BRIEF – List all lines of the data containing the word "fraction".

###

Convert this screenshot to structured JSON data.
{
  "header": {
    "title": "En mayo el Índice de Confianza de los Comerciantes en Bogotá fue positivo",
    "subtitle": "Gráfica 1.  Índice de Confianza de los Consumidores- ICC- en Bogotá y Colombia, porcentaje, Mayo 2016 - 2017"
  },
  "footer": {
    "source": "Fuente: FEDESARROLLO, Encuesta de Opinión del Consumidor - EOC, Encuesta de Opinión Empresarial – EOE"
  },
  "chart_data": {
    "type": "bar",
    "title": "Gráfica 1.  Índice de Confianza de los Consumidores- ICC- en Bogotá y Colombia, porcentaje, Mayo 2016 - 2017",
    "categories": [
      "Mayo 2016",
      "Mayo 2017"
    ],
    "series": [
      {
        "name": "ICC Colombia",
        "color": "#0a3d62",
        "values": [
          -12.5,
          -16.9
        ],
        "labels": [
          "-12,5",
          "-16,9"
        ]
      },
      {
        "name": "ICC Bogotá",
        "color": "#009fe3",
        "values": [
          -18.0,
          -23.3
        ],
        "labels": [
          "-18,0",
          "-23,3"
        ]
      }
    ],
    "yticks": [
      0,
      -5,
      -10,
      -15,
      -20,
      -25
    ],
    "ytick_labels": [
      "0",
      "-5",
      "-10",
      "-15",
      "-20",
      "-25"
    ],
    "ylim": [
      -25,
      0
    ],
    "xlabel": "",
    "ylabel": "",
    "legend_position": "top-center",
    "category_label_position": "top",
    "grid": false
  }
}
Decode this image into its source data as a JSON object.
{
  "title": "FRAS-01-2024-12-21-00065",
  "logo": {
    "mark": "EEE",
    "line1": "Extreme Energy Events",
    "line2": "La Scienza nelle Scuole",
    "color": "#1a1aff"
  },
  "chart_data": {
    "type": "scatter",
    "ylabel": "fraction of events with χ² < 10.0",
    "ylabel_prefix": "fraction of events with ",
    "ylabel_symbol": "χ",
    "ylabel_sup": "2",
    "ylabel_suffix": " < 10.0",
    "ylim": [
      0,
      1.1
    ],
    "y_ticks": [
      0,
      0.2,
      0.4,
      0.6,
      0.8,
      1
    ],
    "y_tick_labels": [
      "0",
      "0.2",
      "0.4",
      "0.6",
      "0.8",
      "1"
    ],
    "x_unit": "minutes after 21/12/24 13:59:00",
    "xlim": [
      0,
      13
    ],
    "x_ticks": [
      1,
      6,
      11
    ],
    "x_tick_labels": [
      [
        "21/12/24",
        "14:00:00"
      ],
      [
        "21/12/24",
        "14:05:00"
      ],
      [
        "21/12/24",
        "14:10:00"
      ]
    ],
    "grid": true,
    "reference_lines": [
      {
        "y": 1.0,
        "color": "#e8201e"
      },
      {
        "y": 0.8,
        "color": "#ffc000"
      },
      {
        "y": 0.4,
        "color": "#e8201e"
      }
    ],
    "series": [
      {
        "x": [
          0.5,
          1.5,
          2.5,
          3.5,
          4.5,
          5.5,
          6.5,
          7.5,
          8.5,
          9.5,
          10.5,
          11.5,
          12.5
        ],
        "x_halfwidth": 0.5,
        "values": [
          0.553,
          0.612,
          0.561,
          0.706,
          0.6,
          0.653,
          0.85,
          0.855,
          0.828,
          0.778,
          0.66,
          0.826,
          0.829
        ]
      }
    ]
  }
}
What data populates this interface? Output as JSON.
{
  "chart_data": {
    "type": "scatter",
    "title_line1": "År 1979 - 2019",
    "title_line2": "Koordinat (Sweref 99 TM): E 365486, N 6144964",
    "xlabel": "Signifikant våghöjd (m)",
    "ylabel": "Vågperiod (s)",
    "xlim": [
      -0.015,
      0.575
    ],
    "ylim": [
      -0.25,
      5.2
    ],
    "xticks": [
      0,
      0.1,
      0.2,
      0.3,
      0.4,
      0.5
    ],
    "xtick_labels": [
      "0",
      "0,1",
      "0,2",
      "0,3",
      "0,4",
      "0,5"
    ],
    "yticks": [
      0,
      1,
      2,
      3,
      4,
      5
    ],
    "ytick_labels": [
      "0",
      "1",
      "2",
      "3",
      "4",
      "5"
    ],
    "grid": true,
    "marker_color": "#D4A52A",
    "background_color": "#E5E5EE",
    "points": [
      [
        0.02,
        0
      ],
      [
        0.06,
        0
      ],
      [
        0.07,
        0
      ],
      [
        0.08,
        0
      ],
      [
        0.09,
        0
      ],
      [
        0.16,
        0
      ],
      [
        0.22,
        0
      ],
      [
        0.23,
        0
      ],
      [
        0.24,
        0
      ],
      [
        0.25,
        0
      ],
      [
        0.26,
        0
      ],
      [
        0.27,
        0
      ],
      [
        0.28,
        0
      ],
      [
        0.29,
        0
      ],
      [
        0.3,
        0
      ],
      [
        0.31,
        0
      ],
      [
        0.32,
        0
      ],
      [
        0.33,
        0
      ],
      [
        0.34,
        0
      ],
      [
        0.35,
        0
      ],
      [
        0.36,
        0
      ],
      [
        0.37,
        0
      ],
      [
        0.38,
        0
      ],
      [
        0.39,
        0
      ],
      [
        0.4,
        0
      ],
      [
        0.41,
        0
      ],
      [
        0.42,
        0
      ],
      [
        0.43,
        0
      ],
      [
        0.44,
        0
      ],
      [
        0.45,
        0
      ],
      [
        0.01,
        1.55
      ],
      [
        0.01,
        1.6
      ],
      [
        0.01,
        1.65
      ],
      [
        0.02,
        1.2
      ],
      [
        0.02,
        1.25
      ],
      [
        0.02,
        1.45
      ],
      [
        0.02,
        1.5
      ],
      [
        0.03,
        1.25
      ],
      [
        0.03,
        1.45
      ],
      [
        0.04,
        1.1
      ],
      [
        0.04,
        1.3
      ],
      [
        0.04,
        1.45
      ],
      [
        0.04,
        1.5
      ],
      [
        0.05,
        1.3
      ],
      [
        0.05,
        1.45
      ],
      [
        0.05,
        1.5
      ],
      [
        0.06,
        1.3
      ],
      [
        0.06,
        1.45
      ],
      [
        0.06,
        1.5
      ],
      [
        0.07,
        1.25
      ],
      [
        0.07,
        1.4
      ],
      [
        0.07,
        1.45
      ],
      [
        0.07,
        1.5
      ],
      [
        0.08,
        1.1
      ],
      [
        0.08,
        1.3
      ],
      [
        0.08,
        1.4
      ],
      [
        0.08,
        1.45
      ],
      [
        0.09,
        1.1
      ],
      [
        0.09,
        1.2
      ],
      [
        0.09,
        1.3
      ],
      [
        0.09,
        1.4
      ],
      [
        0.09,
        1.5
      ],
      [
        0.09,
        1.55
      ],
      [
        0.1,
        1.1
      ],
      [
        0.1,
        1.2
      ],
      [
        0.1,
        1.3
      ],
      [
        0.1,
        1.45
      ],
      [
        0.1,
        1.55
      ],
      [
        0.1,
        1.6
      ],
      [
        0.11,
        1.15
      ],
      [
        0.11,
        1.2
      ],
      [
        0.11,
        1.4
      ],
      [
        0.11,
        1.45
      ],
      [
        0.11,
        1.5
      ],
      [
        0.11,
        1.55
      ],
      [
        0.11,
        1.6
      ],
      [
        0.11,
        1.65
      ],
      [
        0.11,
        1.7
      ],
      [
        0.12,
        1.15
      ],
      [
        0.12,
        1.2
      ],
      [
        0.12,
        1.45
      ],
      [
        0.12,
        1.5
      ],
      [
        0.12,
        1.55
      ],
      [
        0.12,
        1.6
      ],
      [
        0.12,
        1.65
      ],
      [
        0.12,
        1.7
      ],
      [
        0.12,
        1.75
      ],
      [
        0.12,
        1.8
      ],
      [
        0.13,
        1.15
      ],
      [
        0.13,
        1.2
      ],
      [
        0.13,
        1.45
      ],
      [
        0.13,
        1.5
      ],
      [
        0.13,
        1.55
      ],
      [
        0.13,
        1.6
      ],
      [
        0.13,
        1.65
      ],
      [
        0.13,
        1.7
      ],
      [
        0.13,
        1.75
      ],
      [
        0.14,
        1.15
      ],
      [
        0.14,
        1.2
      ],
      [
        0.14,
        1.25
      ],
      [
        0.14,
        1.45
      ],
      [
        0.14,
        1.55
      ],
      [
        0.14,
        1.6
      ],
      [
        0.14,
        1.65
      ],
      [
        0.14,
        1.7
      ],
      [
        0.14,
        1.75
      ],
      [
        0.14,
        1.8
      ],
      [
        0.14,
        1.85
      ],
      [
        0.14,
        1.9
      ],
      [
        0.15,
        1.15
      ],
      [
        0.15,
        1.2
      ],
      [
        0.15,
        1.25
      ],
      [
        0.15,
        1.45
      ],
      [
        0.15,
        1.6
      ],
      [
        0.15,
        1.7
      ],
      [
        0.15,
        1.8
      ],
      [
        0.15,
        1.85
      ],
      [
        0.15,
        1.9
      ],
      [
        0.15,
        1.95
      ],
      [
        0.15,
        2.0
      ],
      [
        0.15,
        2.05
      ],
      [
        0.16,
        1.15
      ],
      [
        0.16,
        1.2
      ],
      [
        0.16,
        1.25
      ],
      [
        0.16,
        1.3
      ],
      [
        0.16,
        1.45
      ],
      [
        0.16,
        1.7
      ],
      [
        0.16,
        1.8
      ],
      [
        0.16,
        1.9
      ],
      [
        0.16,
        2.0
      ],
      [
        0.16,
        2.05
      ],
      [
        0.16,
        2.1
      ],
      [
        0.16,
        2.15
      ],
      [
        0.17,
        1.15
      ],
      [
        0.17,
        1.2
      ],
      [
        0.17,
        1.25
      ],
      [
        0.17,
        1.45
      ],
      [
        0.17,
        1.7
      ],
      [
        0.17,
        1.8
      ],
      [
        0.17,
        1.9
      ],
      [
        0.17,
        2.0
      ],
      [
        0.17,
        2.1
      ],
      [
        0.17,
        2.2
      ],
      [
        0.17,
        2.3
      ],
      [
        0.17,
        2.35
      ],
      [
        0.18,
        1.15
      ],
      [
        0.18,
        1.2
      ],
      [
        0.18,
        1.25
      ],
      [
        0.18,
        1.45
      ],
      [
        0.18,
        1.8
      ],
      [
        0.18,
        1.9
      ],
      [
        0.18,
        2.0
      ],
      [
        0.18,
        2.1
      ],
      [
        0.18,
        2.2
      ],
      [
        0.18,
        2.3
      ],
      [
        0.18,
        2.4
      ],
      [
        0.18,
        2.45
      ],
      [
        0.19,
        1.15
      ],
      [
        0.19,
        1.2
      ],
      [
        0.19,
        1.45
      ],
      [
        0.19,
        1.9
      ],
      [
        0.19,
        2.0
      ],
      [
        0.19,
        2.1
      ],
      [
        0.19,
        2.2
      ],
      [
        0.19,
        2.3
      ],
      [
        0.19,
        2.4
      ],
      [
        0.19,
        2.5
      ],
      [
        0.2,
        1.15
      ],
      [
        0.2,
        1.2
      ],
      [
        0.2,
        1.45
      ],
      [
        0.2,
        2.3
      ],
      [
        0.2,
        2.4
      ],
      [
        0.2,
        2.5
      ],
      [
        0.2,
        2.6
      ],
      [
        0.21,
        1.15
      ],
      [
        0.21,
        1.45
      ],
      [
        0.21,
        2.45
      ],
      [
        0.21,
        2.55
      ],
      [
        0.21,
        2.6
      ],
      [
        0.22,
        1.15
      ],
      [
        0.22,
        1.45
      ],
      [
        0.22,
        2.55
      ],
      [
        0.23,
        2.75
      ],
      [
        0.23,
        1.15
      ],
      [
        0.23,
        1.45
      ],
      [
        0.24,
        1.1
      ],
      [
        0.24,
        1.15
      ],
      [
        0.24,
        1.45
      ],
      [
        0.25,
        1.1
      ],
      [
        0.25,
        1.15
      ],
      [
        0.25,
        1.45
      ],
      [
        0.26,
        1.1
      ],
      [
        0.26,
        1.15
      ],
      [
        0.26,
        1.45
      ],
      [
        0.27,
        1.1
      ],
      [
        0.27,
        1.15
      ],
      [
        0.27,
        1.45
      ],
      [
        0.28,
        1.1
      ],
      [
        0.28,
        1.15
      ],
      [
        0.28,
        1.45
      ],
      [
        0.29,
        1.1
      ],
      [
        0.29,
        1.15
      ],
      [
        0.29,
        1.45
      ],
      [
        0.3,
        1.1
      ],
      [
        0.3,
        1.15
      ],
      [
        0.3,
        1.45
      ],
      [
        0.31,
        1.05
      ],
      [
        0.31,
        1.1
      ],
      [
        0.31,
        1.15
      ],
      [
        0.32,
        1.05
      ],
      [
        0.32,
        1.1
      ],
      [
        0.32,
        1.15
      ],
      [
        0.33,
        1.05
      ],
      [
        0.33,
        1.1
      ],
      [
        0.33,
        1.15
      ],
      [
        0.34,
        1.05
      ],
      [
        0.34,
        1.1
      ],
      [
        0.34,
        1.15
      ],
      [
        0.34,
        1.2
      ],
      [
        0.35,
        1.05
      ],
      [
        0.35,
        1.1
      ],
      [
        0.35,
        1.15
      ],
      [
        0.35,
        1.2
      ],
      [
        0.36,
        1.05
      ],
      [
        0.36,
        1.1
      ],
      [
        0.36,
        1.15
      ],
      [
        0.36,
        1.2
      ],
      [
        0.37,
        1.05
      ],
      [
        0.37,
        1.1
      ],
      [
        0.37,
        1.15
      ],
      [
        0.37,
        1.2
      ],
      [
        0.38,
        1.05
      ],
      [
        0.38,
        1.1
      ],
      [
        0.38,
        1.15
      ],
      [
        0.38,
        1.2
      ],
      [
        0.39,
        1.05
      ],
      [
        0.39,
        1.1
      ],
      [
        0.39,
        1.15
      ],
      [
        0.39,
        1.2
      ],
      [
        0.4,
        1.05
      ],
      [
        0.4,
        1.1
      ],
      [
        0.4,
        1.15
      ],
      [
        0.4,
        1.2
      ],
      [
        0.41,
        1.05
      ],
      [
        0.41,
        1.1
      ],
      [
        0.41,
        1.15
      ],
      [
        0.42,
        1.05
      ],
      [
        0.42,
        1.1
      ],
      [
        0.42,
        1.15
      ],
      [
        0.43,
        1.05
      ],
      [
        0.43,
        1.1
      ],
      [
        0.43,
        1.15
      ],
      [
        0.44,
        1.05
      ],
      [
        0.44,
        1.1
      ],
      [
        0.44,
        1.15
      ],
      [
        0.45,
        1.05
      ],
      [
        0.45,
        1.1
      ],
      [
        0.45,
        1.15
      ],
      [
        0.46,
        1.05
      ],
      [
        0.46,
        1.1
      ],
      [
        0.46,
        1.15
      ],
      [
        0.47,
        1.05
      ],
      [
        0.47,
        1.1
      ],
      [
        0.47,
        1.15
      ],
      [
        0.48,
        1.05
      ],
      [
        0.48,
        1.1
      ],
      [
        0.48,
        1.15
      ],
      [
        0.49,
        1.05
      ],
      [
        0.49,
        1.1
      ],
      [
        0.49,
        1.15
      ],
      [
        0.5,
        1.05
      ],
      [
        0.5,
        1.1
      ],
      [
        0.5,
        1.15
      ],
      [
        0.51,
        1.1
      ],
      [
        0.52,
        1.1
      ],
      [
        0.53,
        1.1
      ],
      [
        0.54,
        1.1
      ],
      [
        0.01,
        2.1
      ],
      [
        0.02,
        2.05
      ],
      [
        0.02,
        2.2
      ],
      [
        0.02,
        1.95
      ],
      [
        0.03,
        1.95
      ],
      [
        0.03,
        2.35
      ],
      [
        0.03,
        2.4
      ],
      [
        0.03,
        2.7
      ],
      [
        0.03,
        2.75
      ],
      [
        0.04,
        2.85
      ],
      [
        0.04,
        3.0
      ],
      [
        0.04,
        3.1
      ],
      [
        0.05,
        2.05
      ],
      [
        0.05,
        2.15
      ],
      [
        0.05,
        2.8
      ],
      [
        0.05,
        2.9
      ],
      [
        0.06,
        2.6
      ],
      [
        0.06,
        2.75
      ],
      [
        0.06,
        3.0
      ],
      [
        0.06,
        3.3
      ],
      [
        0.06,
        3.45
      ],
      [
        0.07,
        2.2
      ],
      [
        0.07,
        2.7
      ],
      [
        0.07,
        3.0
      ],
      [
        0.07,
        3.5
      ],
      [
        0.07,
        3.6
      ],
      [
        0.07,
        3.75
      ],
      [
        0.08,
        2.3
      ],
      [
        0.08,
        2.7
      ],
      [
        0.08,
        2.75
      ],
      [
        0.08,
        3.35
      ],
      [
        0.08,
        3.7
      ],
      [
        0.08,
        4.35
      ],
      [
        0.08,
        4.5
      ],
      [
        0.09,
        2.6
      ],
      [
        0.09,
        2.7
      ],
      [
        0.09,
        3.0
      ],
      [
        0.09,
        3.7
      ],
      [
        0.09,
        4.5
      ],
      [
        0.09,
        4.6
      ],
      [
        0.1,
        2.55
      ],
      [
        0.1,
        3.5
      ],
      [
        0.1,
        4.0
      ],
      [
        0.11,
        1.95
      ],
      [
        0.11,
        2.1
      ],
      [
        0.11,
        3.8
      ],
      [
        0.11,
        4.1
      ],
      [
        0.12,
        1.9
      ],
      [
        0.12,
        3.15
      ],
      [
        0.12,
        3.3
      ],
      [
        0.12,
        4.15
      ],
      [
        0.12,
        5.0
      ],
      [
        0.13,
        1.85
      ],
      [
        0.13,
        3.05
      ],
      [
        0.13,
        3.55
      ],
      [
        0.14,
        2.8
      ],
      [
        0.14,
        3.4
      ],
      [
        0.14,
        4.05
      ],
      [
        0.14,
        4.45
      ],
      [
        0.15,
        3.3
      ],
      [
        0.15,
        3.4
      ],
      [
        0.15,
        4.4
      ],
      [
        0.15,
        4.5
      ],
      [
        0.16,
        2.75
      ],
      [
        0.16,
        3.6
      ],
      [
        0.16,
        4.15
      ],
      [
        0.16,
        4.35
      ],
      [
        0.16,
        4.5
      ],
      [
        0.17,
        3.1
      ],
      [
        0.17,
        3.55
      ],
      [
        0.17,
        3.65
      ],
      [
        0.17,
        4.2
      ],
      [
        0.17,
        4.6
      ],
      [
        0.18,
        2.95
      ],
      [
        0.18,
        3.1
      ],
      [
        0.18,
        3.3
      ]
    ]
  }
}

###

OUTPUT OF THE TASK –
    "ylabel": "fraction of events with χ² < 10.0",
    "ylabel_prefix": "fraction of events with ",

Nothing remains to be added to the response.